**WHAT YOU WILL DO:** Write out each line of the listing as it stands, without the images.

**INPUT:**
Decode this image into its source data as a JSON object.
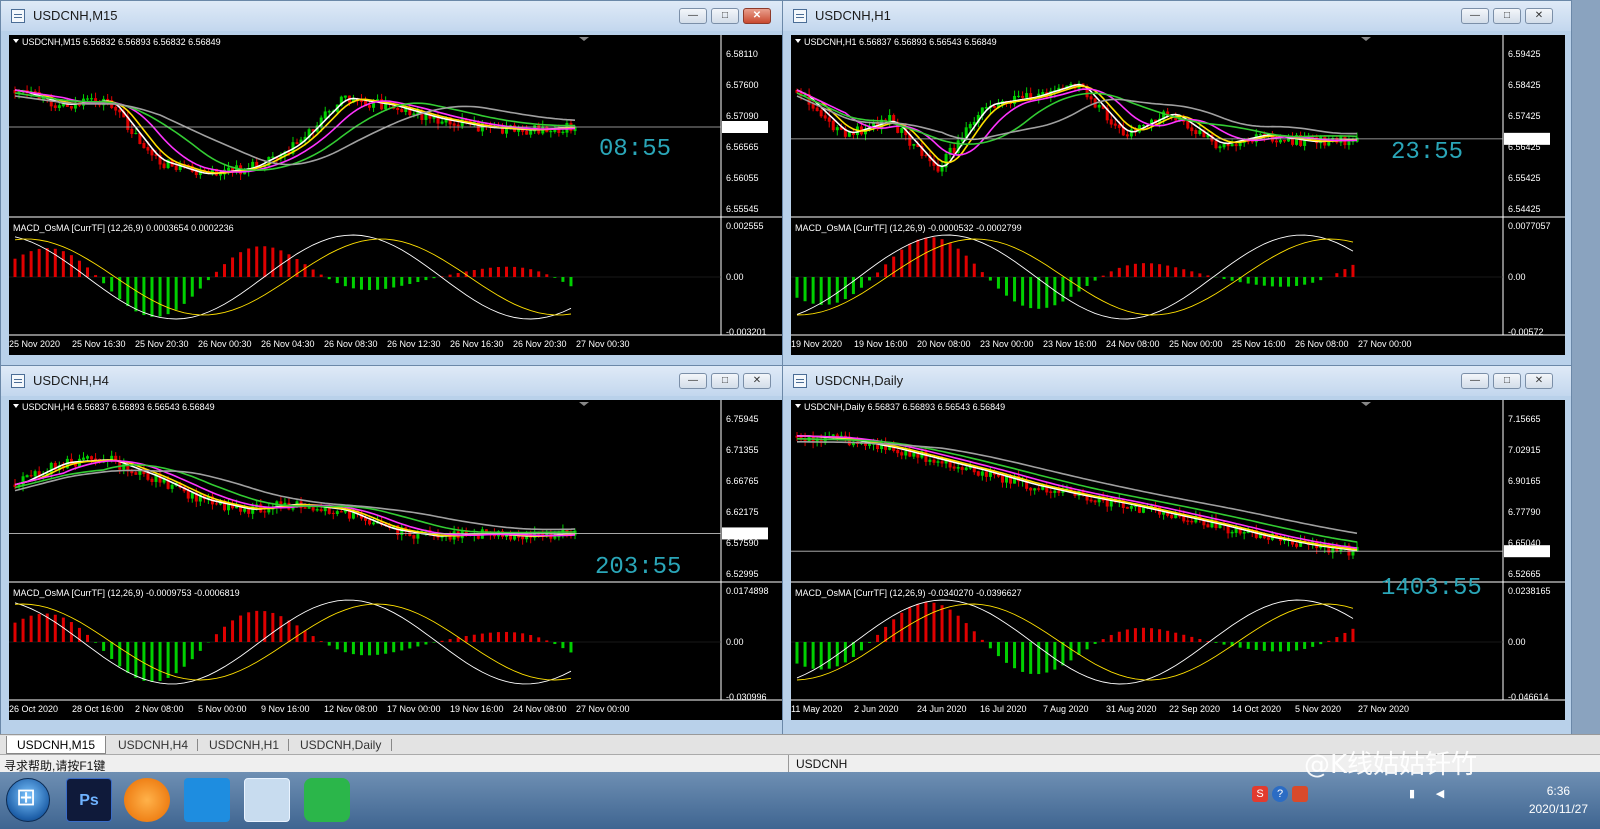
{
  "windows": [
    {
      "title": "USDCNH,M15",
      "header": "USDCNH,M15  6.56832 6.56893 6.56832 6.56849",
      "timer": "08:55",
      "price_labels": [
        "6.58110",
        "6.57600",
        "6.57090",
        "6.56565",
        "6.56055",
        "6.55545"
      ],
      "current_price": "6.56849",
      "macd_header": "MACD_OsMA [CurrTF] (12,26,9) 0.0003654 0.0002236",
      "macd_labels": [
        "0.002555",
        "0.00",
        "-0.003201"
      ],
      "time_labels": [
        "25 Nov 2020",
        "25 Nov 16:30",
        "25 Nov 20:30",
        "26 Nov 00:30",
        "26 Nov 04:30",
        "26 Nov 08:30",
        "26 Nov 12:30",
        "26 Nov 16:30",
        "26 Nov 20:30",
        "27 Nov 00:30"
      ]
    },
    {
      "title": "USDCNH,H1",
      "header": "USDCNH,H1  6.56837 6.56893 6.56543 6.56849",
      "timer": "23:55",
      "price_labels": [
        "6.59425",
        "6.58425",
        "6.57425",
        "6.56425",
        "6.55425",
        "6.54425"
      ],
      "current_price": "6.56849",
      "macd_header": "MACD_OsMA [CurrTF] (12,26,9) -0.0000532 -0.0002799",
      "macd_labels": [
        "0.0077057",
        "0.00",
        "-0.00572"
      ],
      "time_labels": [
        "19 Nov 2020",
        "19 Nov 16:00",
        "20 Nov 08:00",
        "23 Nov 00:00",
        "23 Nov 16:00",
        "24 Nov 08:00",
        "25 Nov 00:00",
        "25 Nov 16:00",
        "26 Nov 08:00",
        "27 Nov 00:00"
      ]
    },
    {
      "title": "USDCNH,H4",
      "header": "USDCNH,H4  6.56837 6.56893 6.56543 6.56849",
      "timer": "203:55",
      "price_labels": [
        "6.75945",
        "6.71355",
        "6.66765",
        "6.62175",
        "6.57590",
        "6.52995"
      ],
      "current_price": "6.56849",
      "macd_header": "MACD_OsMA [CurrTF] (12,26,9) -0.0009753 -0.0006819",
      "macd_labels": [
        "0.0174898",
        "0.00",
        "-0.030996"
      ],
      "time_labels": [
        "26 Oct 2020",
        "28 Oct 16:00",
        "2 Nov 08:00",
        "5 Nov 00:00",
        "9 Nov 16:00",
        "12 Nov 08:00",
        "17 Nov 00:00",
        "19 Nov 16:00",
        "24 Nov 08:00",
        "27 Nov 00:00"
      ]
    },
    {
      "title": "USDCNH,Daily",
      "header": "USDCNH,Daily  6.56837 6.56893 6.56543 6.56849",
      "timer": "1403:55",
      "price_labels": [
        "7.15665",
        "7.02915",
        "6.90165",
        "6.77790",
        "6.65040",
        "6.52665"
      ],
      "current_price": "6.56849",
      "macd_header": "MACD_OsMA [CurrTF] (12,26,9) -0.0340270 -0.0396627",
      "macd_labels": [
        "0.0238165",
        "0.00",
        "-0.046614"
      ],
      "time_labels": [
        "11 May 2020",
        "2 Jun 2020",
        "24 Jun 2020",
        "16 Jul 2020",
        "7 Aug 2020",
        "31 Aug 2020",
        "22 Sep 2020",
        "14 Oct 2020",
        "5 Nov 2020",
        "27 Nov 2020"
      ]
    }
  ],
  "tabs": [
    "USDCNH,M15",
    "USDCNH,H4",
    "USDCNH,H1",
    "USDCNH,Daily"
  ],
  "active_tab": "USDCNH,M15",
  "status": {
    "help": "寻求帮助,请按F1键",
    "symbol": "USDCNH"
  },
  "taskbar": {
    "apps": [
      "start-orb-icon",
      "photoshop-icon",
      "app-orange-icon",
      "app-blue-icon",
      "metatrader-icon",
      "wechat-icon"
    ],
    "ps_label": "Ps",
    "time": "6:36",
    "date": "2020/11/27"
  },
  "watermark": "@K线姑姑钎竹",
  "colors": {
    "bull": "#00d000",
    "bear": "#e00000",
    "ma_white": "#ffffff",
    "ma_yellow": "#ffe000",
    "ma_magenta": "#ff33ff",
    "ma_green": "#33cc33",
    "ma_gray": "#a0a0a0",
    "timer": "#2aa6b8"
  }
}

**EXPECTED OUTPUT:**
Decode this image into its source data as a JSON object.
{
  "windows": [
    {
      "title": "USDCNH,M15",
      "header": "USDCNH,M15  6.56832 6.56893 6.56832 6.56849",
      "timer": "08:55",
      "price_labels": [
        "6.58110",
        "6.57600",
        "6.57090",
        "6.56565",
        "6.56055",
        "6.55545"
      ],
      "current_price": "6.56849",
      "macd_header": "MACD_OsMA [CurrTF] (12,26,9) 0.0003654 0.0002236",
      "macd_labels": [
        "0.002555",
        "0.00",
        "-0.003201"
      ],
      "time_labels": [
        "25 Nov 2020",
        "25 Nov 16:30",
        "25 Nov 20:30",
        "26 Nov 00:30",
        "26 Nov 04:30",
        "26 Nov 08:30",
        "26 Nov 12:30",
        "26 Nov 16:30",
        "26 Nov 20:30",
        "27 Nov 00:30"
      ]
    },
    {
      "title": "USDCNH,H1",
      "header": "USDCNH,H1  6.56837 6.56893 6.56543 6.56849",
      "timer": "23:55",
      "price_labels": [
        "6.59425",
        "6.58425",
        "6.57425",
        "6.56425",
        "6.55425",
        "6.54425"
      ],
      "current_price": "6.56849",
      "macd_header": "MACD_OsMA [CurrTF] (12,26,9) -0.0000532 -0.0002799",
      "macd_labels": [
        "0.0077057",
        "0.00",
        "-0.00572"
      ],
      "time_labels": [
        "19 Nov 2020",
        "19 Nov 16:00",
        "20 Nov 08:00",
        "23 Nov 00:00",
        "23 Nov 16:00",
        "24 Nov 08:00",
        "25 Nov 00:00",
        "25 Nov 16:00",
        "26 Nov 08:00",
        "27 Nov 00:00"
      ]
    },
    {
      "title": "USDCNH,H4",
      "header": "USDCNH,H4  6.56837 6.56893 6.56543 6.56849",
      "timer": "203:55",
      "price_labels": [
        "6.75945",
        "6.71355",
        "6.66765",
        "6.62175",
        "6.57590",
        "6.52995"
      ],
      "current_price": "6.56849",
      "macd_header": "MACD_OsMA [CurrTF] (12,26,9) -0.0009753 -0.0006819",
      "macd_labels": [
        "0.0174898",
        "0.00",
        "-0.030996"
      ],
      "time_labels": [
        "26 Oct 2020",
        "28 Oct 16:00",
        "2 Nov 08:00",
        "5 Nov 00:00",
        "9 Nov 16:00",
        "12 Nov 08:00",
        "17 Nov 00:00",
        "19 Nov 16:00",
        "24 Nov 08:00",
        "27 Nov 00:00"
      ]
    },
    {
      "title": "USDCNH,Daily",
      "header": "USDCNH,Daily  6.56837 6.56893 6.56543 6.56849",
      "timer": "1403:55",
      "price_labels": [
        "7.15665",
        "7.02915",
        "6.90165",
        "6.77790",
        "6.65040",
        "6.52665"
      ],
      "current_price": "6.56849",
      "macd_header": "MACD_OsMA [CurrTF] (12,26,9) -0.0340270 -0.0396627",
      "macd_labels": [
        "0.0238165",
        "0.00",
        "-0.046614"
      ],
      "time_labels": [
        "11 May 2020",
        "2 Jun 2020",
        "24 Jun 2020",
        "16 Jul 2020",
        "7 Aug 2020",
        "31 Aug 2020",
        "22 Sep 2020",
        "14 Oct 2020",
        "5 Nov 2020",
        "27 Nov 2020"
      ]
    }
  ],
  "tabs": [
    "USDCNH,M15",
    "USDCNH,H4",
    "USDCNH,H1",
    "USDCNH,Daily"
  ],
  "active_tab": "USDCNH,M15",
  "status": {
    "help": "寻求帮助,请按F1键",
    "symbol": "USDCNH"
  },
  "taskbar": {
    "apps": [
      "start-orb-icon",
      "photoshop-icon",
      "app-orange-icon",
      "app-blue-icon",
      "metatrader-icon",
      "wechat-icon"
    ],
    "ps_label": "Ps",
    "time": "6:36",
    "date": "2020/11/27"
  },
  "watermark": "@K线姑姑钎竹",
  "colors": {
    "bull": "#00d000",
    "bear": "#e00000",
    "ma_white": "#ffffff",
    "ma_yellow": "#ffe000",
    "ma_magenta": "#ff33ff",
    "ma_green": "#33cc33",
    "ma_gray": "#a0a0a0",
    "timer": "#2aa6b8"
  }
}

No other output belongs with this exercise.